| Provided passage |
MI CB/WR Dior Mathis. Mathis is this year's big Cass Tech prospect, a pint-sized corner/slot receiver who's slighter but faster than close analogue Boubacar Cissoko. Mathis was infatuated with Miami (That Miami) growing up and was initially planning on an early commit, but the flood of Michigan folks at Cass managed to forestall that. Now presumed to be a Michigan-Miami battle.
Persons Of General Interest
MI QB Devin Gardner. Gardner's played it close to the vest so far, but has totally dropped Ohio State from consideration after they were slow to offer. He's got offers from everywhere else and is by no means a lock, but Michigan offers an attractive depth chart close to home and has been pursuing him hard.
MI DE Will Gholston. Gholston is 1) a 6'7" wrecking machine at linebacker and 2) supposedly a heavy Michigan State lean. (He goes to Southeastern, which is coached by an MSU equivalent of Tom Wilcher, and rumor has it he even lives with one of their Sparty, no(!) coaches.) Michigan is pursuing, though it may be futile.
MI RB Austin White. White and Hill are the top two backs in the state; Michigan is pursuing both, but White already has two brothers at State and will clearly be an uphill battle.
Michigan probably won't get everyone in the "I expect they'll commit" category, but they'll probably pick up all but one or two. Since all of those folks seem like solid four-star sorts except maybe Hill, that would be an excellent eight- or nine- four star start with very little in the way of low-rated downers. Add in Robinson and a quarterback or two and that's most of the top half of a top-ten class, minus the one or two five stars. The initial returns are promising.
Disclaimer: a lot of this information, especially about how high-ranked these kids are going to be, is extremely speculative.
Programming Note: I'll be on WTKA with John U Bacon this afternoon from 4-5. WTKA streams live for those in the diaspora.
It wasn't a total head implosion weekend. Lost in the dual frustrations from hockey and basketball was the baseball team's strong start: 4-0 against an array of Big East teams (and, oddly, Purdue), including two walk-off wins to open the season. Formerlyanonymous is now blogging up a storm about the baseball team at Varsity Blue; his article on the weekend is probably the most detailed recap of a Michigan baseball weekend ever written(!).
Michigan is in Jacksonville Wednesday through Sunday taking on a wide array of meh-sounding teams: North Florida, Wisconsin-Milwaukee, Jacksonville, and Akron. Their major opportunity to get some committee-impressing nonconference wins comes in mid-March when Michigan goes to Arizona for a three-game series.
Hello again, Elliot. Elliot Mealer's unfortunate life story has made him perhaps the most-chronicled anonymous redshirt freshman offensive linemen ever(!). His local paper has a story on him, and this one deviates from the usual fluff and goes for a couple of interesting quotes:
"The speed of the game is just incredibly different from high school," reflected Mealer. "I talked to guys who I had played with at Wauseon and told them about the first time I faced speed in practice. I was playing left tackle against Tim Jamison (2008 starting defensive end). He comes at me and in high school you are taught to get your hands on him and move, but he slapped my hands down before I ever got them up. The next thing I realize I'm on the ground asking what happened and he's sacking the quarterback."

| Extracted material |
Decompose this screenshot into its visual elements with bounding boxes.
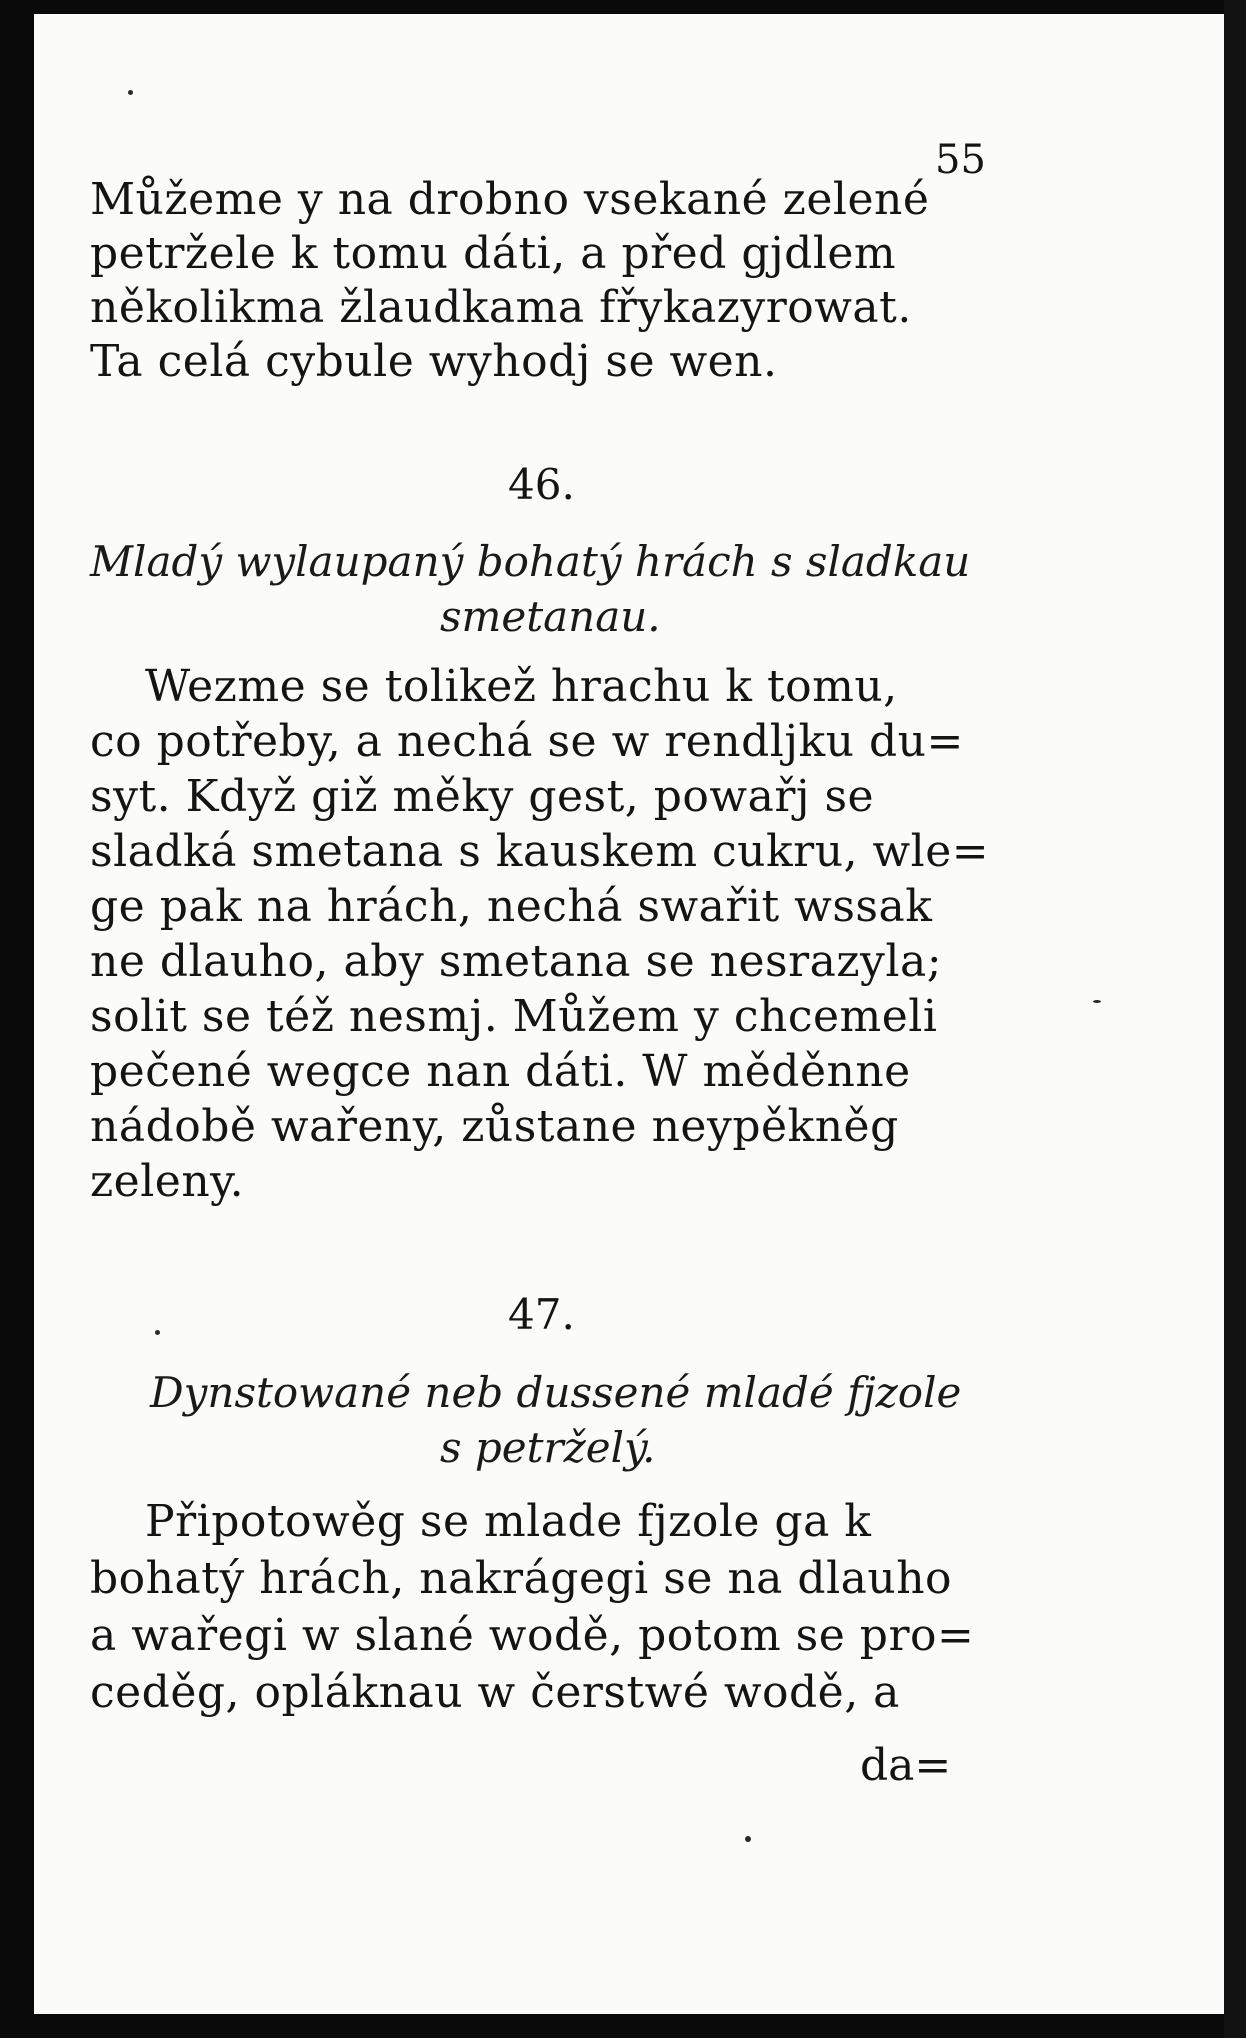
catchword: da= [860, 1740, 952, 1791]
text-line: pečené wegce nan dáti. W měděnne [90, 1046, 911, 1097]
recipe-title: Dynstowané neb dussené mladé fjzole [150, 1368, 962, 1417]
text-line: sladká smetana s kauskem cukru, wle= [90, 826, 990, 877]
text-line: bohatý hrách, nakrágegi se na dlauho [90, 1553, 953, 1604]
text-line: Připotowěg se mlade fjzole ga k [145, 1496, 872, 1547]
text-line: co potřeby, a nechá se w rendljku du= [90, 716, 964, 767]
recipe-title: s petrželý. [440, 1423, 656, 1472]
text-line: solit se též nesmj. Můžem y chcemeli [90, 991, 938, 1042]
recipe-title: Mladý wylaupaný bohatý hrách s sladkau [90, 537, 971, 586]
text-line: Můžeme y na drobno vsekané zelené [90, 174, 930, 225]
page-edge [1224, 0, 1246, 2038]
text-line: Ta celá cybule wyhodj se wen. [90, 336, 778, 387]
page-number: 55 [935, 137, 986, 183]
ink-speck [155, 1330, 160, 1335]
text-line: petržele k tomu dáti, a před gjdlem [90, 228, 897, 279]
ink-speck [128, 90, 133, 95]
ink-speck [1093, 1000, 1101, 1003]
text-line: nádobě wařeny, zůstane neypěkněg [90, 1101, 899, 1152]
text-line: ceděg, opláknau w čerstwé wodě, a [90, 1667, 900, 1718]
recipe-number: 47. [508, 1290, 575, 1339]
text-line: ge pak na hrách, nechá swařit wssak [90, 881, 933, 932]
text-line: ne dlauho, aby smetana se nesrazyla; [90, 936, 943, 987]
text-line: několikma žlaudkama fřykazyrowat. [90, 282, 912, 333]
recipe-number: 46. [508, 460, 575, 509]
recipe-title: smetanau. [440, 592, 661, 641]
text-line: syt. Když giž měky gest, powařj se [90, 771, 875, 822]
text-line: a wařegi w slané wodě, potom se pro= [90, 1610, 975, 1661]
text-line: Wezme se tolikež hrachu k tomu, [145, 661, 898, 712]
ink-speck [745, 1836, 751, 1842]
text-line: zeleny. [90, 1156, 245, 1207]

| What to do |
(1) Write down the portion of the Michigan sports post from "Persons Of General" to "pursuing him hard.".
(2) Summarize the Michigan sports post in three sentences.

| The results |
(1)
Persons Of General Interest
MI QB Devin Gardner. Gardner's played it close to the vest so far, but has totally dropped Ohio State from consideration after they were slow to offer. He's got offers from everywhere else and is by no means a lock, but Michigan offers an attractive depth chart close to home and has been pursuing him hard.

(2) The post assesses Michigan's chances with in-state recruits such as Dior Mathis, Devin Gardner, Will Gholston, and Austin White, noting that Gholston is said to lean heavily toward Michigan State and that White already has two brothers there. It predicts Michigan will land all but one or two of the players expected to commit, which would be an excellent start to the class, but cautions that much of this information is extremely speculative. It also highlights the baseball team's 4-0 start and quotes Elliot Mealer on how much faster the game was when he faced Tim Jamison in practice.